* Goal *
Return all the data below as it stands, minus the pictures.

---

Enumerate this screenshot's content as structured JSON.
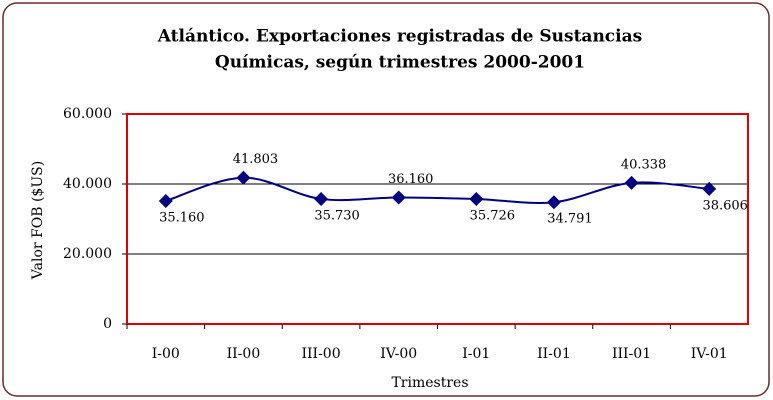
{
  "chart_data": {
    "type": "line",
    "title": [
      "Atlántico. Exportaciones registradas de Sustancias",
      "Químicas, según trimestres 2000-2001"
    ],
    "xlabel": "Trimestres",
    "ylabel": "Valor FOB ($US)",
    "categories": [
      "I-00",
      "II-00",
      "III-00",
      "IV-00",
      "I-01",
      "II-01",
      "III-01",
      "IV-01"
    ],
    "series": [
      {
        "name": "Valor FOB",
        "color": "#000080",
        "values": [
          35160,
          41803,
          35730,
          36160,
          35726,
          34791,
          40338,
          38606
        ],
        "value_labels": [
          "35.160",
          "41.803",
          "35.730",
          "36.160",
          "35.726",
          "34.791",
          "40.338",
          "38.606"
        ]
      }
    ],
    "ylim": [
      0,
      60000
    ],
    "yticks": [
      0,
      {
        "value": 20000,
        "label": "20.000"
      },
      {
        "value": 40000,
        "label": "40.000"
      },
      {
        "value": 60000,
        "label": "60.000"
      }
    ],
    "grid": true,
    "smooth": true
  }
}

---

* Problem solution *
Enumerate this screenshot's content as structured JSON.
{
  "chart_data": {
    "type": "line",
    "title": [
      "Atlántico. Exportaciones registradas de Sustancias",
      "Químicas, según trimestres 2000-2001"
    ],
    "xlabel": "Trimestres",
    "ylabel": "Valor FOB ($US)",
    "categories": [
      "I-00",
      "II-00",
      "III-00",
      "IV-00",
      "I-01",
      "II-01",
      "III-01",
      "IV-01"
    ],
    "series": [
      {
        "name": "Valor FOB",
        "color": "#000080",
        "values": [
          35160,
          41803,
          35730,
          36160,
          35726,
          34791,
          40338,
          38606
        ],
        "value_labels": [
          "35.160",
          "41.803",
          "35.730",
          "36.160",
          "35.726",
          "34.791",
          "40.338",
          "38.606"
        ]
      }
    ],
    "ylim": [
      0,
      60000
    ],
    "yticks": [
      0,
      {
        "value": 20000,
        "label": "20.000"
      },
      {
        "value": 40000,
        "label": "40.000"
      },
      {
        "value": 60000,
        "label": "60.000"
      }
    ],
    "grid": true,
    "smooth": true
  }
}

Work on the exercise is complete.